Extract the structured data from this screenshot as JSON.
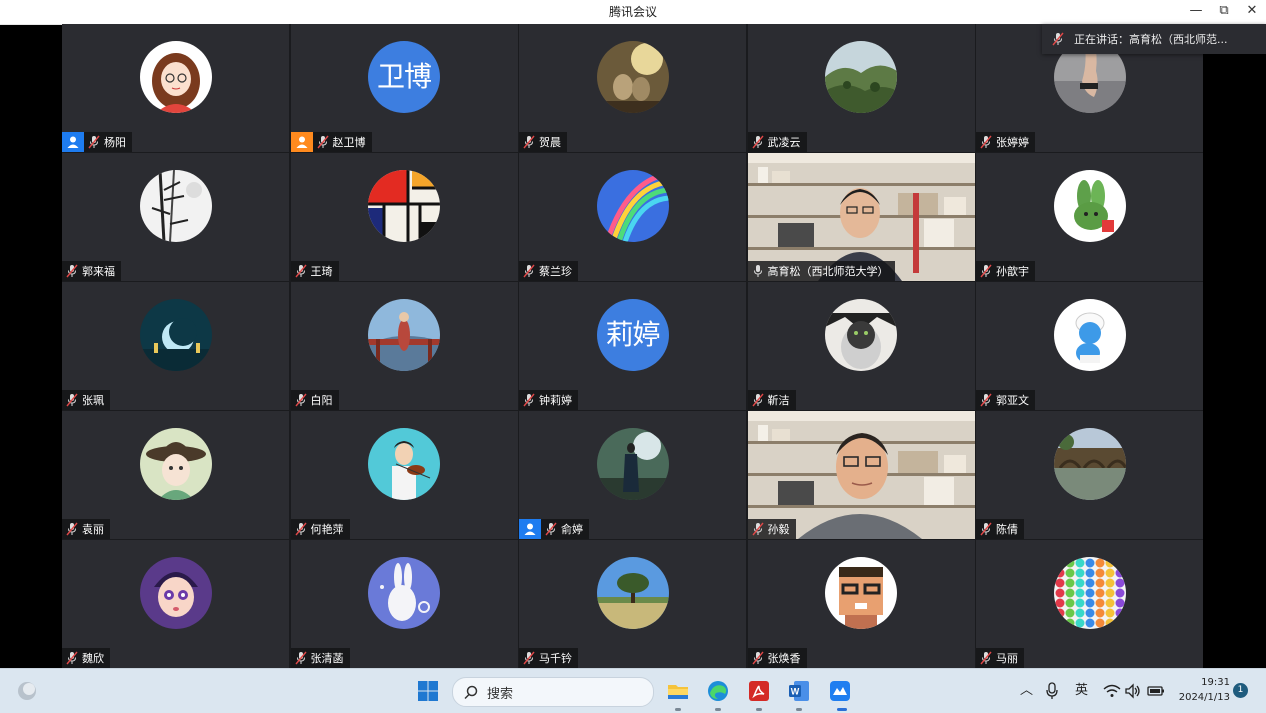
{
  "window": {
    "title": "腾讯会议",
    "minimize": "—",
    "restore": "⧉",
    "close": "✕"
  },
  "speaking": {
    "label": "正在讲话：",
    "name": "高育松（西北师范..."
  },
  "participants": [
    {
      "name": "杨阳",
      "host": "blue",
      "avatar": "girl"
    },
    {
      "name": "赵卫博",
      "host": "orange",
      "avatar": "text",
      "avatar_text": "卫博"
    },
    {
      "name": "贺晨",
      "avatar": "kittens"
    },
    {
      "name": "武凌云",
      "avatar": "hills"
    },
    {
      "name": "张婷婷",
      "avatar": "hand"
    },
    {
      "name": "郭来福",
      "avatar": "bamboo"
    },
    {
      "name": "王琦",
      "avatar": "mondrian"
    },
    {
      "name": "蔡兰珍",
      "avatar": "rainbow"
    },
    {
      "name": "高育松（西北师范大学）",
      "avatar": "video1",
      "speaking": true
    },
    {
      "name": "孙歆宇",
      "avatar": "bunny-plant"
    },
    {
      "name": "张珮",
      "avatar": "moon"
    },
    {
      "name": "白阳",
      "avatar": "pavilion"
    },
    {
      "name": "钟莉婷",
      "avatar": "text",
      "avatar_text": "莉婷"
    },
    {
      "name": "靳洁",
      "avatar": "cat"
    },
    {
      "name": "郭亚文",
      "avatar": "smurf"
    },
    {
      "name": "袁丽",
      "avatar": "hat-girl"
    },
    {
      "name": "何艳萍",
      "avatar": "violin"
    },
    {
      "name": "俞婷",
      "host": "blue",
      "avatar": "figure"
    },
    {
      "name": "孙毅",
      "avatar": "video2"
    },
    {
      "name": "陈倩",
      "avatar": "bridge"
    },
    {
      "name": "魏欣",
      "avatar": "cartoon"
    },
    {
      "name": "张清菡",
      "avatar": "rabbit"
    },
    {
      "name": "马千钤",
      "avatar": "tree"
    },
    {
      "name": "张焕香",
      "avatar": "pixel"
    },
    {
      "name": "马丽",
      "avatar": "beads"
    }
  ],
  "taskbar": {
    "search_placeholder": "搜索",
    "ime": "英",
    "time": "19:31",
    "date": "2024/1/13",
    "notifications": "1",
    "icons": [
      "weather-icon",
      "start-icon",
      "file-explorer-icon",
      "edge-icon",
      "acrobat-icon",
      "word-icon",
      "tencent-meeting-icon"
    ]
  },
  "colors": {
    "tile_bg": "#2b2c31",
    "speaking_border": "#27c26c",
    "host_blue": "#1e7cf0",
    "host_orange": "#ff8a1e",
    "text_avatar": "#3d7ee0"
  }
}
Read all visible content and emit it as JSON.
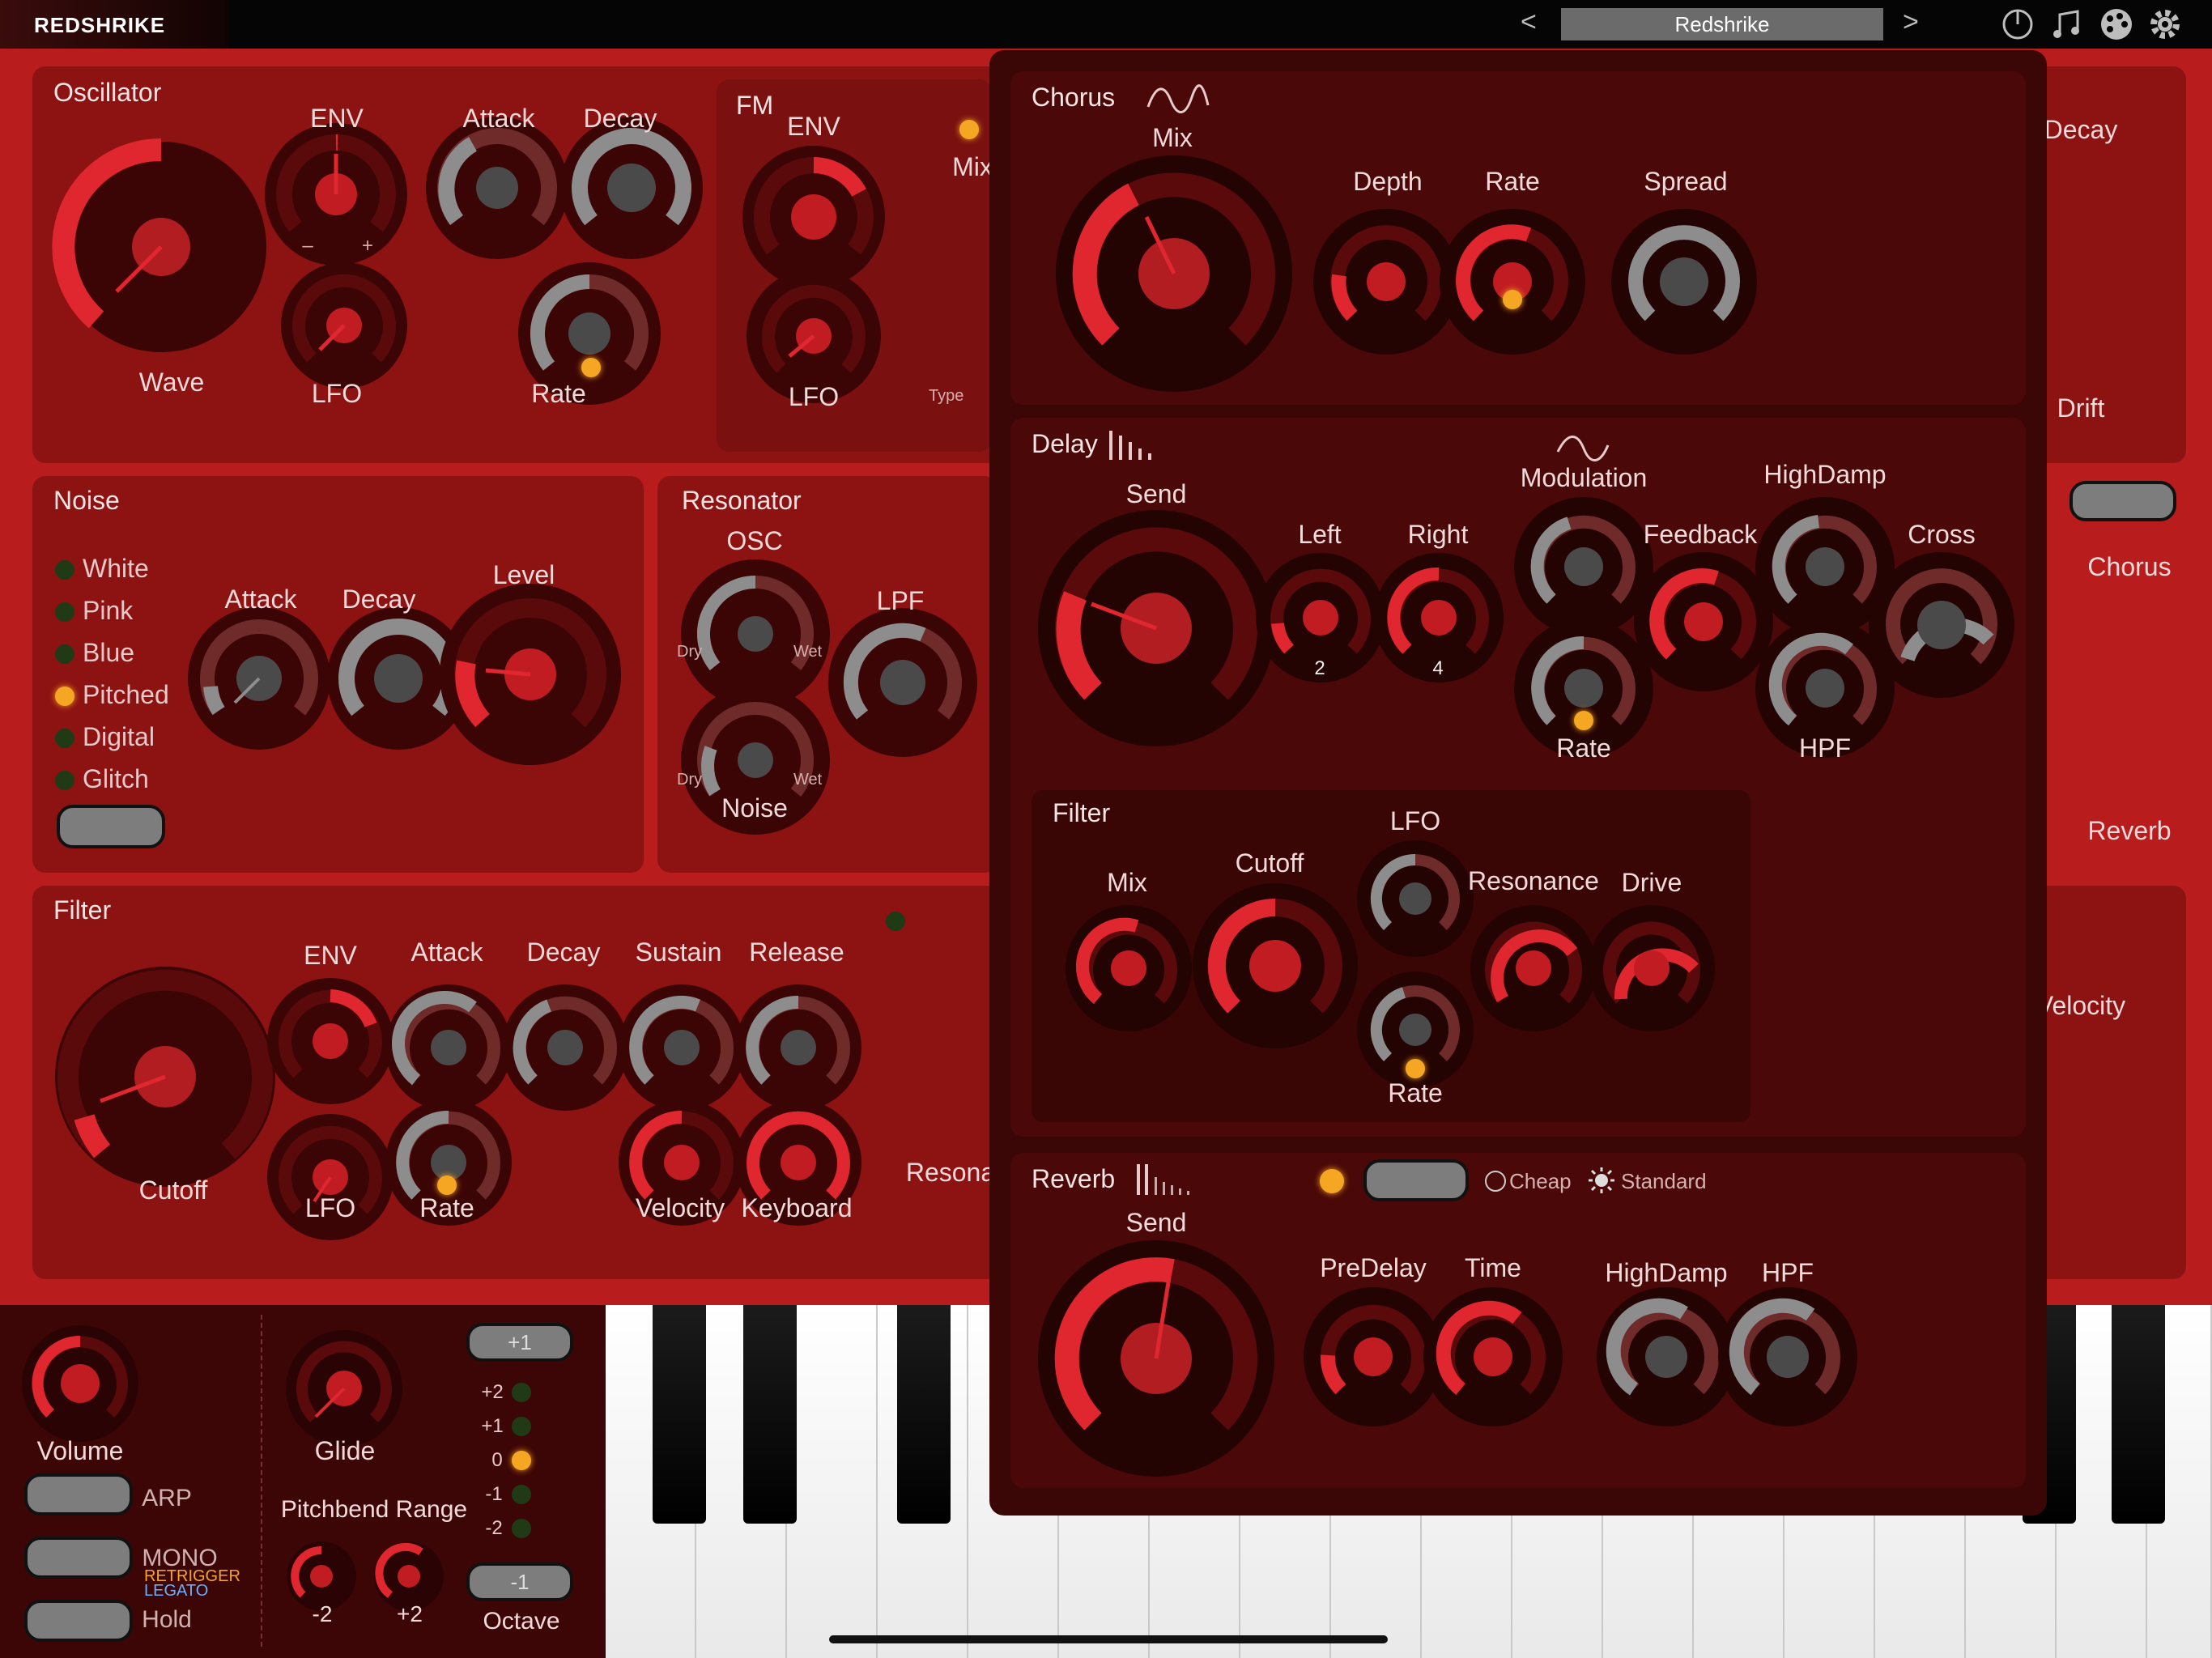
{
  "topbar": {
    "app_name": "REDSHRIKE",
    "preset_name": "Redshrike",
    "prev_label": "<",
    "next_label": ">",
    "icons": [
      "power-icon",
      "music-note-icon",
      "palette-icon",
      "settings-gear-icon"
    ]
  },
  "oscillator": {
    "title": "Oscillator",
    "wave_label": "Wave",
    "env_label": "ENV",
    "lfo_label": "LFO",
    "attack_label": "Attack",
    "decay_label": "Decay",
    "rate_label": "Rate",
    "minus": "–",
    "plus": "+"
  },
  "fm": {
    "title": "FM",
    "env_label": "ENV",
    "lfo_label": "LFO",
    "mix_label": "Mix",
    "type_label": "Type"
  },
  "noise": {
    "title": "Noise",
    "types": [
      "White",
      "Pink",
      "Blue",
      "Pitched",
      "Digital",
      "Glitch"
    ],
    "selected": "Pitched",
    "attack_label": "Attack",
    "decay_label": "Decay",
    "level_label": "Level"
  },
  "resonator": {
    "title": "Resonator",
    "osc_label": "OSC",
    "noise_label": "Noise",
    "lpf_label": "LPF",
    "dry": "Dry",
    "wet": "Wet"
  },
  "filter": {
    "title": "Filter",
    "cutoff_label": "Cutoff",
    "env_label": "ENV",
    "lfo_label": "LFO",
    "attack_label": "Attack",
    "decay_label": "Decay",
    "sustain_label": "Sustain",
    "release_label": "Release",
    "rate_label": "Rate",
    "velocity_label": "Velocity",
    "keyboard_label": "Keyboard",
    "resona_label": "Resona"
  },
  "right_partial": {
    "decay_label": "Decay",
    "drift_label": "Drift",
    "chorus_label": "Chorus",
    "reverb_label": "Reverb",
    "velocity_label": "Velocity"
  },
  "bottom": {
    "volume_label": "Volume",
    "glide_label": "Glide",
    "arp_label": "ARP",
    "mono_label": "MONO",
    "retrigger_label": "RETRIGGER",
    "legato_label": "LEGATO",
    "hold_label": "Hold",
    "pitchbend_label": "Pitchbend Range",
    "pb_down": "-2",
    "pb_up": "+2",
    "octave_label": "Octave",
    "octave_up": "+1",
    "octave_down": "-1",
    "octave_levels": [
      "+2",
      "+1",
      "0",
      "-1",
      "-2"
    ],
    "octave_selected": "0"
  },
  "fx": {
    "chorus": {
      "title": "Chorus",
      "mix_label": "Mix",
      "depth_label": "Depth",
      "rate_label": "Rate",
      "spread_label": "Spread"
    },
    "delay": {
      "title": "Delay",
      "send_label": "Send",
      "left_label": "Left",
      "left_value": "2",
      "right_label": "Right",
      "right_value": "4",
      "modulation_label": "Modulation",
      "rate_label": "Rate",
      "feedback_label": "Feedback",
      "highdamp_label": "HighDamp",
      "hpf_label": "HPF",
      "cross_label": "Cross"
    },
    "delay_filter": {
      "title": "Filter",
      "mix_label": "Mix",
      "cutoff_label": "Cutoff",
      "lfo_label": "LFO",
      "rate_label": "Rate",
      "resonance_label": "Resonance",
      "drive_label": "Drive"
    },
    "reverb": {
      "title": "Reverb",
      "send_label": "Send",
      "predelay_label": "PreDelay",
      "time_label": "Time",
      "highdamp_label": "HighDamp",
      "hpf_label": "HPF",
      "cheap_label": "Cheap",
      "standard_label": "Standard"
    }
  },
  "colors": {
    "accent_red": "#e0262e",
    "panel": "#8d1212",
    "led_on": "#f5a623",
    "grey_arc": "#8a8a8a"
  }
}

··········

Do this →
Give an exact copy of the material, leaving out every picture.

The completed task →
Extract the structured data from this screenshot as JSON.
{
  "window": {
    "title": "腾讯会议",
    "minimize": "—",
    "restore": "⧉",
    "close": "✕"
  },
  "speaking": {
    "label": "正在讲话：",
    "name": "高育松（西北师范..."
  },
  "participants": [
    {
      "name": "杨阳",
      "host": "blue",
      "avatar": "girl"
    },
    {
      "name": "赵卫博",
      "host": "orange",
      "avatar": "text",
      "avatar_text": "卫博"
    },
    {
      "name": "贺晨",
      "avatar": "kittens"
    },
    {
      "name": "武凌云",
      "avatar": "hills"
    },
    {
      "name": "张婷婷",
      "avatar": "hand"
    },
    {
      "name": "郭来福",
      "avatar": "bamboo"
    },
    {
      "name": "王琦",
      "avatar": "mondrian"
    },
    {
      "name": "蔡兰珍",
      "avatar": "rainbow"
    },
    {
      "name": "高育松（西北师范大学）",
      "avatar": "video1",
      "speaking": true
    },
    {
      "name": "孙歆宇",
      "avatar": "bunny-plant"
    },
    {
      "name": "张珮",
      "avatar": "moon"
    },
    {
      "name": "白阳",
      "avatar": "pavilion"
    },
    {
      "name": "钟莉婷",
      "avatar": "text",
      "avatar_text": "莉婷"
    },
    {
      "name": "靳洁",
      "avatar": "cat"
    },
    {
      "name": "郭亚文",
      "avatar": "smurf"
    },
    {
      "name": "袁丽",
      "avatar": "hat-girl"
    },
    {
      "name": "何艳萍",
      "avatar": "violin"
    },
    {
      "name": "俞婷",
      "host": "blue",
      "avatar": "figure"
    },
    {
      "name": "孙毅",
      "avatar": "video2"
    },
    {
      "name": "陈倩",
      "avatar": "bridge"
    },
    {
      "name": "魏欣",
      "avatar": "cartoon"
    },
    {
      "name": "张清菡",
      "avatar": "rabbit"
    },
    {
      "name": "马千钤",
      "avatar": "tree"
    },
    {
      "name": "张焕香",
      "avatar": "pixel"
    },
    {
      "name": "马丽",
      "avatar": "beads"
    }
  ],
  "taskbar": {
    "search_placeholder": "搜索",
    "ime": "英",
    "time": "19:31",
    "date": "2024/1/13",
    "notifications": "1",
    "icons": [
      "weather-icon",
      "start-icon",
      "file-explorer-icon",
      "edge-icon",
      "acrobat-icon",
      "word-icon",
      "tencent-meeting-icon"
    ]
  },
  "colors": {
    "tile_bg": "#2b2c31",
    "speaking_border": "#27c26c",
    "host_blue": "#1e7cf0",
    "host_orange": "#ff8a1e",
    "text_avatar": "#3d7ee0"
  }
}
Read all visible content and emit it as JSON.
{
  "topbar": {
    "app_name": "REDSHRIKE",
    "preset_name": "Redshrike",
    "prev_label": "<",
    "next_label": ">",
    "icons": [
      "power-icon",
      "music-note-icon",
      "palette-icon",
      "settings-gear-icon"
    ]
  },
  "oscillator": {
    "title": "Oscillator",
    "wave_label": "Wave",
    "env_label": "ENV",
    "lfo_label": "LFO",
    "attack_label": "Attack",
    "decay_label": "Decay",
    "rate_label": "Rate",
    "minus": "–",
    "plus": "+"
  },
  "fm": {
    "title": "FM",
    "env_label": "ENV",
    "lfo_label": "LFO",
    "mix_label": "Mix",
    "type_label": "Type"
  },
  "noise": {
    "title": "Noise",
    "types": [
      "White",
      "Pink",
      "Blue",
      "Pitched",
      "Digital",
      "Glitch"
    ],
    "selected": "Pitched",
    "attack_label": "Attack",
    "decay_label": "Decay",
    "level_label": "Level"
  },
  "resonator": {
    "title": "Resonator",
    "osc_label": "OSC",
    "noise_label": "Noise",
    "lpf_label": "LPF",
    "dry": "Dry",
    "wet": "Wet"
  },
  "filter": {
    "title": "Filter",
    "cutoff_label": "Cutoff",
    "env_label": "ENV",
    "lfo_label": "LFO",
    "attack_label": "Attack",
    "decay_label": "Decay",
    "sustain_label": "Sustain",
    "release_label": "Release",
    "rate_label": "Rate",
    "velocity_label": "Velocity",
    "keyboard_label": "Keyboard",
    "resona_label": "Resona"
  },
  "right_partial": {
    "decay_label": "Decay",
    "drift_label": "Drift",
    "chorus_label": "Chorus",
    "reverb_label": "Reverb",
    "velocity_label": "Velocity"
  },
  "bottom": {
    "volume_label": "Volume",
    "glide_label": "Glide",
    "arp_label": "ARP",
    "mono_label": "MONO",
    "retrigger_label": "RETRIGGER",
    "legato_label": "LEGATO",
    "hold_label": "Hold",
    "pitchbend_label": "Pitchbend Range",
    "pb_down": "-2",
    "pb_up": "+2",
    "octave_label": "Octave",
    "octave_up": "+1",
    "octave_down": "-1",
    "octave_levels": [
      "+2",
      "+1",
      "0",
      "-1",
      "-2"
    ],
    "octave_selected": "0"
  },
  "fx": {
    "chorus": {
      "title": "Chorus",
      "mix_label": "Mix",
      "depth_label": "Depth",
      "rate_label": "Rate",
      "spread_label": "Spread"
    },
    "delay": {
      "title": "Delay",
      "send_label": "Send",
      "left_label": "Left",
      "left_value": "2",
      "right_label": "Right",
      "right_value": "4",
      "modulation_label": "Modulation",
      "rate_label": "Rate",
      "feedback_label": "Feedback",
      "highdamp_label": "HighDamp",
      "hpf_label": "HPF",
      "cross_label": "Cross"
    },
    "delay_filter": {
      "title": "Filter",
      "mix_label": "Mix",
      "cutoff_label": "Cutoff",
      "lfo_label": "LFO",
      "rate_label": "Rate",
      "resonance_label": "Resonance",
      "drive_label": "Drive"
    },
    "reverb": {
      "title": "Reverb",
      "send_label": "Send",
      "predelay_label": "PreDelay",
      "time_label": "Time",
      "highdamp_label": "HighDamp",
      "hpf_label": "HPF",
      "cheap_label": "Cheap",
      "standard_label": "Standard"
    }
  },
  "colors": {
    "accent_red": "#e0262e",
    "panel": "#8d1212",
    "led_on": "#f5a623",
    "grey_arc": "#8a8a8a"
  }
}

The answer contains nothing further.